* Prompt
Read through the data and count the lines that contain the string "part"; give only the result.
━━━━━━━━━━━━━━━━━━━━
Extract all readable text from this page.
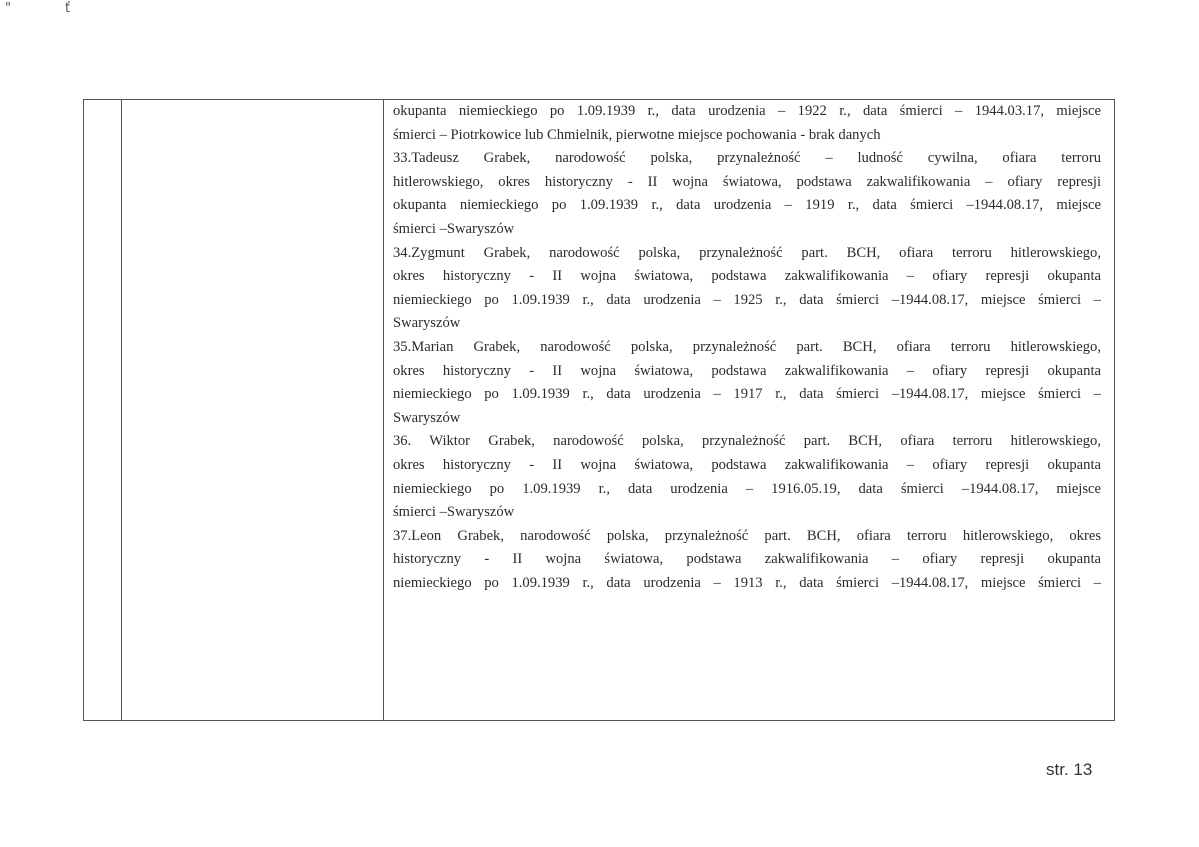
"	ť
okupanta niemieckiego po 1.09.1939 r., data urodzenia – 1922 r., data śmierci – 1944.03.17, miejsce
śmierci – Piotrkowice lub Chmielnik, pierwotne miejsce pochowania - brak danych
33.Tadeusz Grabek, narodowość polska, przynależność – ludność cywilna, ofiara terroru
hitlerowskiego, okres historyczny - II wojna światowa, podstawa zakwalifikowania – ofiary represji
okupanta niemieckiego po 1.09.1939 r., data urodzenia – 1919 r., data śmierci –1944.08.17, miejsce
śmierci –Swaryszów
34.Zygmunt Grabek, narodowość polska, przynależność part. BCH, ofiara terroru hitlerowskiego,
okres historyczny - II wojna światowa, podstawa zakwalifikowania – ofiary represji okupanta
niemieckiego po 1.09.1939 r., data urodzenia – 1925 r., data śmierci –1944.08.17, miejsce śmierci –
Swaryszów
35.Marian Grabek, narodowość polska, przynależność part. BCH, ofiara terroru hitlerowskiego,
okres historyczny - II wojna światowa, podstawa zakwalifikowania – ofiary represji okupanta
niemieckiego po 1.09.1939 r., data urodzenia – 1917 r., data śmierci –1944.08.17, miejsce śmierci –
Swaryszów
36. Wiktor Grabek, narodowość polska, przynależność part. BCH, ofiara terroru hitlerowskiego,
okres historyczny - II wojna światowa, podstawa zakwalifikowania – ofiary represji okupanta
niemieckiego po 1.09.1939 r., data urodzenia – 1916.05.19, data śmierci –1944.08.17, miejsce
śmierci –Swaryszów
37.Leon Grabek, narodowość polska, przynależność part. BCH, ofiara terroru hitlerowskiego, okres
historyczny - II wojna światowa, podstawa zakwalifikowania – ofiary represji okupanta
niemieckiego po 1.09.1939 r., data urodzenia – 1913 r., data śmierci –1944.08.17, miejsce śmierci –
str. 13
━━━━━━━━━━━━━━━━━━━━
* Output of the task
4